• **PROBLEM**
Look for "participation" in each line of the entries, and return the matching lines.

(Recorded data)

□ □ □ □ □

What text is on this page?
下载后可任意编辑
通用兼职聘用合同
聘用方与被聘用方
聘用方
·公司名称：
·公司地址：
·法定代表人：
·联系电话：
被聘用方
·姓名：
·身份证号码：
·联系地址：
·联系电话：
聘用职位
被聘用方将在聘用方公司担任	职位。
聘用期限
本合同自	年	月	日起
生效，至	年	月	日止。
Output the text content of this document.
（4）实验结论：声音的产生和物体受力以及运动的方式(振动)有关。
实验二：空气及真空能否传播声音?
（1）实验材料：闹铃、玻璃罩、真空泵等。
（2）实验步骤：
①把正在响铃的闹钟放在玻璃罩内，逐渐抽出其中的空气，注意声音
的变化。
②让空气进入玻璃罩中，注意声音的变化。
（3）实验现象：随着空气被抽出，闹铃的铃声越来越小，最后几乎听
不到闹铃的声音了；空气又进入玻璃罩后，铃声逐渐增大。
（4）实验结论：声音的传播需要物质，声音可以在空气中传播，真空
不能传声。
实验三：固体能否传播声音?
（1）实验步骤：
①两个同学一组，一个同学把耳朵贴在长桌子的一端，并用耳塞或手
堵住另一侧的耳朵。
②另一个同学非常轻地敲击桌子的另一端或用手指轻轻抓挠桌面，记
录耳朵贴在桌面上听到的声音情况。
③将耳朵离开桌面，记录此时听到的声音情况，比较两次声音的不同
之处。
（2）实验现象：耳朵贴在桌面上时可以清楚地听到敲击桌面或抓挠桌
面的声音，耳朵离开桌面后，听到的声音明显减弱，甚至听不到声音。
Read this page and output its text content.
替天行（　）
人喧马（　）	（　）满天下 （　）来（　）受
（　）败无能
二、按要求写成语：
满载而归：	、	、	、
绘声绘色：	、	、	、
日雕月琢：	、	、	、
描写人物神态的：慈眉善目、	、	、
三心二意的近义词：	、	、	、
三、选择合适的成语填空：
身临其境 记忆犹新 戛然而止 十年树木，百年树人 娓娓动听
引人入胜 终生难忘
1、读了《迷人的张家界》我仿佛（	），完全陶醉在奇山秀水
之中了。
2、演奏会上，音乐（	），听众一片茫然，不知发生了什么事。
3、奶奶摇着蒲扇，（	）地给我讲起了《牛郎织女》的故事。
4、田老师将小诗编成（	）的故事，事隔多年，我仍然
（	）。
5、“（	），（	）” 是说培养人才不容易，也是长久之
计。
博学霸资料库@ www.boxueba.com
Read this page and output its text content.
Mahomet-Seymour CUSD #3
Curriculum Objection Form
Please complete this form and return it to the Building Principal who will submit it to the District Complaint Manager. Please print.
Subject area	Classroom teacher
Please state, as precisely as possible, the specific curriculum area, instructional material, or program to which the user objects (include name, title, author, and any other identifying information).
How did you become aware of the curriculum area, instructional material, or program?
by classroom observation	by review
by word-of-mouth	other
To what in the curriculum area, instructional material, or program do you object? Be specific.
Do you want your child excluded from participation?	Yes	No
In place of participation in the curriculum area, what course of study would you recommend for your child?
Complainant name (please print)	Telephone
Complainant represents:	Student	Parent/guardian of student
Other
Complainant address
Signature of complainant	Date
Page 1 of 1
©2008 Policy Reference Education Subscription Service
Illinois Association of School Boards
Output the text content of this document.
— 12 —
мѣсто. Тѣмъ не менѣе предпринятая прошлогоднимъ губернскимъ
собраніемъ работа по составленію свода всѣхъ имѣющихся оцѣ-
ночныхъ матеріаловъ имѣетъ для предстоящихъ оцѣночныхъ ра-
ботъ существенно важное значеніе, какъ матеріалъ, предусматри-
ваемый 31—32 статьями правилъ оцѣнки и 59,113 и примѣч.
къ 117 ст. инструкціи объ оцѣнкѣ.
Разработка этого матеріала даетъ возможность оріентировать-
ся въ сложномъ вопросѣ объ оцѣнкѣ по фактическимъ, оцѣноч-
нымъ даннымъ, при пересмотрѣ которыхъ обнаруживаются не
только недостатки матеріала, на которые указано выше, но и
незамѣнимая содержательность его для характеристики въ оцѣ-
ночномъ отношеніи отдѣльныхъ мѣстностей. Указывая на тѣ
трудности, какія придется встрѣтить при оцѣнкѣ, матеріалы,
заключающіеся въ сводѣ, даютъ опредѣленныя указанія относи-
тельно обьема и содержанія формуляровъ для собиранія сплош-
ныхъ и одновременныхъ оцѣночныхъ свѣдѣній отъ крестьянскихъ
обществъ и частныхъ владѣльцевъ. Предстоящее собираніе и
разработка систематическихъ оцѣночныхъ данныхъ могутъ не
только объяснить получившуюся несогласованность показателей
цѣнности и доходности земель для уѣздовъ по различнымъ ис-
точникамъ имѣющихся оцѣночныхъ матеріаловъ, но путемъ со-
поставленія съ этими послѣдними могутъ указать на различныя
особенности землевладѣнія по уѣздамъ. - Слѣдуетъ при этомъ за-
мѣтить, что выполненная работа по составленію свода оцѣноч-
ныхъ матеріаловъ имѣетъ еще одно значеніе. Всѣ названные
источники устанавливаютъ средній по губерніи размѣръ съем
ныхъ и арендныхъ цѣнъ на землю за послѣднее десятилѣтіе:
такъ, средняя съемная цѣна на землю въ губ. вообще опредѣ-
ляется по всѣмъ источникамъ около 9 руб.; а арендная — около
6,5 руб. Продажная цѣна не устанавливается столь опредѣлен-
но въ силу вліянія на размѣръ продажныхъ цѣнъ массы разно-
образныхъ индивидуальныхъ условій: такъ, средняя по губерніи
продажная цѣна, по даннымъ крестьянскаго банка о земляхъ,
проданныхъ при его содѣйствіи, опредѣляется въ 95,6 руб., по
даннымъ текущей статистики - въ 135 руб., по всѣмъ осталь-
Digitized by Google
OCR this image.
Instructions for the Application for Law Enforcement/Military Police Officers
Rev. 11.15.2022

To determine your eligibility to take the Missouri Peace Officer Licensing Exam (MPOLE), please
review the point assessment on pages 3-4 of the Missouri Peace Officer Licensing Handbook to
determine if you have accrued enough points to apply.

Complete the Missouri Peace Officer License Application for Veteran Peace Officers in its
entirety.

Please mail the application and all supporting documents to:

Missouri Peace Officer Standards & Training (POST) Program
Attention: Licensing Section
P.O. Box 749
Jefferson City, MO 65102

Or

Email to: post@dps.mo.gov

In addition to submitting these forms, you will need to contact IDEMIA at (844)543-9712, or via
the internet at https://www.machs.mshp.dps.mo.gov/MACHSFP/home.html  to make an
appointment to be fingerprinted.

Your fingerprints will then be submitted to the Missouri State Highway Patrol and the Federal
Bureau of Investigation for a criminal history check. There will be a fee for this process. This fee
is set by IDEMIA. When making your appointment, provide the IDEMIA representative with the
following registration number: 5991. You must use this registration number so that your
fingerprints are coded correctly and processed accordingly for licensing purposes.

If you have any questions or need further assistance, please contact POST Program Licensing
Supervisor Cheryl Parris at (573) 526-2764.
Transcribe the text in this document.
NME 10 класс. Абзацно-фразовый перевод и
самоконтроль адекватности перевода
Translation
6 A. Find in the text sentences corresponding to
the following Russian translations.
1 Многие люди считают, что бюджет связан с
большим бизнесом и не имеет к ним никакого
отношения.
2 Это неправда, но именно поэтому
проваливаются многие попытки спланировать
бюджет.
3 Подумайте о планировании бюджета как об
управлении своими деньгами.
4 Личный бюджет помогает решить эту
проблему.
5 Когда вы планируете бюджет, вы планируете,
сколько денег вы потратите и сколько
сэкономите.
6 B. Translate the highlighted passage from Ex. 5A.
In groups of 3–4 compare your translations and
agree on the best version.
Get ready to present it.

□ □ □ □ □

• **SOLUTION**
Do you want your child excluded from participation?	Yes	No
In place of participation in the curriculum area, what course of study would you recommend for your child?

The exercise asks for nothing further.